#### To be done:
Gather all lines in the entries that include the word "allow".

○ ○ ○ ○

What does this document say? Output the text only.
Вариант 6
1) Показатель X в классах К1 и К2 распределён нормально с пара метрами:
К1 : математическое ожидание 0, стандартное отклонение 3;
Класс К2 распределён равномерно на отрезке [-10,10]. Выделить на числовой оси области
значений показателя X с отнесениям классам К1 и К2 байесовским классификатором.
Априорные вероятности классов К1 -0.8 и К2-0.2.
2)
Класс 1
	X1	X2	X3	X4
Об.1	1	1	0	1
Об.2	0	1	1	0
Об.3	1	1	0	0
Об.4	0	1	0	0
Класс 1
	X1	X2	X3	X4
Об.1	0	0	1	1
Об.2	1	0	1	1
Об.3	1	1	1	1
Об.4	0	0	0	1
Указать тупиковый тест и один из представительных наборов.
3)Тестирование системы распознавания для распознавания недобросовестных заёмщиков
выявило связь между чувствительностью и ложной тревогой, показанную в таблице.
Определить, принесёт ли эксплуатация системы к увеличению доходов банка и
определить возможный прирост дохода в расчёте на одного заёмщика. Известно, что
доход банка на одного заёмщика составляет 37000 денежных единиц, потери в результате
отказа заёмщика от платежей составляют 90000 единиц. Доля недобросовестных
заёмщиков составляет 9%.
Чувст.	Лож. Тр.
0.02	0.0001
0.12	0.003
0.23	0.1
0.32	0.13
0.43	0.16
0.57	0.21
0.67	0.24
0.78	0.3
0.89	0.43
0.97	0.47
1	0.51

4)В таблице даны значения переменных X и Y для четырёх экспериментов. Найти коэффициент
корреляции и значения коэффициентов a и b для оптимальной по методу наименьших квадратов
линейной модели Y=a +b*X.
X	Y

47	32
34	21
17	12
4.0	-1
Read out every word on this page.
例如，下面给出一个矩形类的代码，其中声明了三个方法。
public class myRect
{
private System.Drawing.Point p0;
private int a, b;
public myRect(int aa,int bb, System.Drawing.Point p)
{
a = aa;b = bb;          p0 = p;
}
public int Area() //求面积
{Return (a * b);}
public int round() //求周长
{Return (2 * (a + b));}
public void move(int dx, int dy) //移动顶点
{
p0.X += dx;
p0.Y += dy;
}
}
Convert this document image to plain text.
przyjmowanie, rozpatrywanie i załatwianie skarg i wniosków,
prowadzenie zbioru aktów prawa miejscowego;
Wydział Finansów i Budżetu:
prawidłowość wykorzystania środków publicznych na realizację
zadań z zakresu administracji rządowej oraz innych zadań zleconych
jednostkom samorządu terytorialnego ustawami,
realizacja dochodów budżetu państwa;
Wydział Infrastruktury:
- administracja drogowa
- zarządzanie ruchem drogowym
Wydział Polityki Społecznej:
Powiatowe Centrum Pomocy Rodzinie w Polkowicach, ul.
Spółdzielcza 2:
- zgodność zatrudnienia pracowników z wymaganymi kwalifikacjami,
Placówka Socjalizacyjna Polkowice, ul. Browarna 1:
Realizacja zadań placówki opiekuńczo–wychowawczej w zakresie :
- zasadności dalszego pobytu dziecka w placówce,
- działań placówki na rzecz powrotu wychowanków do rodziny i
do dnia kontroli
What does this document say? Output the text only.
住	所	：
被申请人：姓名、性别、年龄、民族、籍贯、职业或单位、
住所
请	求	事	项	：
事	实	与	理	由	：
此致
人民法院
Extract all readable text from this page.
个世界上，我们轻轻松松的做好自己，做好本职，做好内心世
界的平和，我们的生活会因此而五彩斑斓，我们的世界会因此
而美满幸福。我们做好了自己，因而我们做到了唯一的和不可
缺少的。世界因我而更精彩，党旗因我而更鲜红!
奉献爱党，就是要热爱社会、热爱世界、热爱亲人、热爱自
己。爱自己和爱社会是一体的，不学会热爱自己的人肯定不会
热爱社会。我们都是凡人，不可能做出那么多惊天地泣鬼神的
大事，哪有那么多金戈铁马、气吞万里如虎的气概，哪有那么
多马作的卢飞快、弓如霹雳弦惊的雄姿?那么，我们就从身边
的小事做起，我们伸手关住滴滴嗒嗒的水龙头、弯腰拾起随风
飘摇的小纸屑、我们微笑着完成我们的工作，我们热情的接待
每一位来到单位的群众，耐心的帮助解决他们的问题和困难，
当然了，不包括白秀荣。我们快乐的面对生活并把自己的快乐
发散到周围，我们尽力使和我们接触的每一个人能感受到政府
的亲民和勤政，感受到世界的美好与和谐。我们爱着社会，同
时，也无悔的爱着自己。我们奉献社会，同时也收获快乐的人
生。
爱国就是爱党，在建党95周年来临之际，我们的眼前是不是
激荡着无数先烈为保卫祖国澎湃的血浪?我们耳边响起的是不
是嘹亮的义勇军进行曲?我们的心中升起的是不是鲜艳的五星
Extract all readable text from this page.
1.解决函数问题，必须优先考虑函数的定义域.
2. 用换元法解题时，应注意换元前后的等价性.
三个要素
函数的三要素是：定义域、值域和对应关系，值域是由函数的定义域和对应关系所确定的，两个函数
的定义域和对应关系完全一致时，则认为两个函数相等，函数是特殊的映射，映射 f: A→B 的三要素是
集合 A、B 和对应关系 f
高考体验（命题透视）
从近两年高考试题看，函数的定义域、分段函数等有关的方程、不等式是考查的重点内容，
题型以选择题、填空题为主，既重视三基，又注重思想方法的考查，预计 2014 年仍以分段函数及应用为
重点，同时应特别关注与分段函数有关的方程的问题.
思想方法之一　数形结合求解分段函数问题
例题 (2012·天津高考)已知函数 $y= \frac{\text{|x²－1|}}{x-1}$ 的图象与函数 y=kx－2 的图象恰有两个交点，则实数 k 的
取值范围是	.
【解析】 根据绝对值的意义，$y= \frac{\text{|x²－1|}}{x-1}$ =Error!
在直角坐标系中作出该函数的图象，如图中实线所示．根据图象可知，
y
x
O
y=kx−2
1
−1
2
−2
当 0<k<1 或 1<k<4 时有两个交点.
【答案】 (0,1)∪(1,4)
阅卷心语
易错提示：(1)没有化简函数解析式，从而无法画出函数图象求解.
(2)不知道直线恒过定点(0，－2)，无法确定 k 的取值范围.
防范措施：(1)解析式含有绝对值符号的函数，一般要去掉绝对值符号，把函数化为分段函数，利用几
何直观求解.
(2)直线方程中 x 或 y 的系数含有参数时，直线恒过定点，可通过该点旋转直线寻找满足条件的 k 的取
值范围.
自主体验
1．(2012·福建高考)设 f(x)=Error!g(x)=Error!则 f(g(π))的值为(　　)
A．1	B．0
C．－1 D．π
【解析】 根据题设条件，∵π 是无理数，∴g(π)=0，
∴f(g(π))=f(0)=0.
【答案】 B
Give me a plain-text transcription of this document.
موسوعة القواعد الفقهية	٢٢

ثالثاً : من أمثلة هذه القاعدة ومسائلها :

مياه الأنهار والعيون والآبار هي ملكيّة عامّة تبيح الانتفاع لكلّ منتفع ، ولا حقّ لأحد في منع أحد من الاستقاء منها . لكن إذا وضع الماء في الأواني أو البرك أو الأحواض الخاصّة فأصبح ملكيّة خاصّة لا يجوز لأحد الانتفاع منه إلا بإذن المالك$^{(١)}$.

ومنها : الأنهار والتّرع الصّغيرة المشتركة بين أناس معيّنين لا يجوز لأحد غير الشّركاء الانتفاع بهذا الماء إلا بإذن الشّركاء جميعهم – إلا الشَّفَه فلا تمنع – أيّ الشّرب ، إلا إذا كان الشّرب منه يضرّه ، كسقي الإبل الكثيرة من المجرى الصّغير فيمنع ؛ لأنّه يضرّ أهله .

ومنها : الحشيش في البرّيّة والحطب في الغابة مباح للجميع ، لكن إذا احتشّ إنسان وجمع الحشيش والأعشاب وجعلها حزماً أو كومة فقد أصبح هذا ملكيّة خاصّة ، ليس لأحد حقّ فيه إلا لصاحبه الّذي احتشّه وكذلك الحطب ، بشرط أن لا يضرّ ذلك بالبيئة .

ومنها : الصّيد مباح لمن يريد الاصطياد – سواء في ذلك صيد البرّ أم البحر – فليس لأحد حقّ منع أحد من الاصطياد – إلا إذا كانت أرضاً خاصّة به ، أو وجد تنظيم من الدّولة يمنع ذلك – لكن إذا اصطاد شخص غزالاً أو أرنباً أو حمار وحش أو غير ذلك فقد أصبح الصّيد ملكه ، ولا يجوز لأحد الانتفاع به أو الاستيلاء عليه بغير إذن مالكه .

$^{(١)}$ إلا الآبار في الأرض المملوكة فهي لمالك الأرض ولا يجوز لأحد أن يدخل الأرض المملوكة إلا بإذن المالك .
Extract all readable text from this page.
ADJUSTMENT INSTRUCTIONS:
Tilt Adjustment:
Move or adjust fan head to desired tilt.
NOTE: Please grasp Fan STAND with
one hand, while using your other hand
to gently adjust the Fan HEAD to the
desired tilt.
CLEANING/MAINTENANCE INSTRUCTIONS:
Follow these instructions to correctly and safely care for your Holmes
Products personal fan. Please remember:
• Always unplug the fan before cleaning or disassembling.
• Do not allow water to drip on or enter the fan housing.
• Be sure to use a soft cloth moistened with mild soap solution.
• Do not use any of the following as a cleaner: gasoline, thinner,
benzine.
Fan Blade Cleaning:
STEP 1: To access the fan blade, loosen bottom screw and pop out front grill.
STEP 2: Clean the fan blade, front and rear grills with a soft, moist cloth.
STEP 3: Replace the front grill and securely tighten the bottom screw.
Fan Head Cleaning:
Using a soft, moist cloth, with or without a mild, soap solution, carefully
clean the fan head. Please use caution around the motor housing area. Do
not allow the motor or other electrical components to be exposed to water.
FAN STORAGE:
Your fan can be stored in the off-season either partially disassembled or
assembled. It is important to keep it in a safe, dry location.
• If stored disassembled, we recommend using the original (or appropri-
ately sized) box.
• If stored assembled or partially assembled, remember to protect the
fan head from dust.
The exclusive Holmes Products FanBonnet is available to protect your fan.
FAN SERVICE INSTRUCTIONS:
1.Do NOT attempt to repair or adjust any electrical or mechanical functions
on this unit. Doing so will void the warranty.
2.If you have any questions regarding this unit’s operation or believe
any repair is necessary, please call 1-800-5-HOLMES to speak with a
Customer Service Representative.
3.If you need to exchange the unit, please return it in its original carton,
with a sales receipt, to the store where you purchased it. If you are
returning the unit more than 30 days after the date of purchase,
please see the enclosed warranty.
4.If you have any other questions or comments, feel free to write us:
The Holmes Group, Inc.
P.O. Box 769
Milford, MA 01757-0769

○ ○ ○ ○

#### Output of the task:
• Do not allow water to drip on or enter the fan housing.
not allow the motor or other electrical components to be exposed to water.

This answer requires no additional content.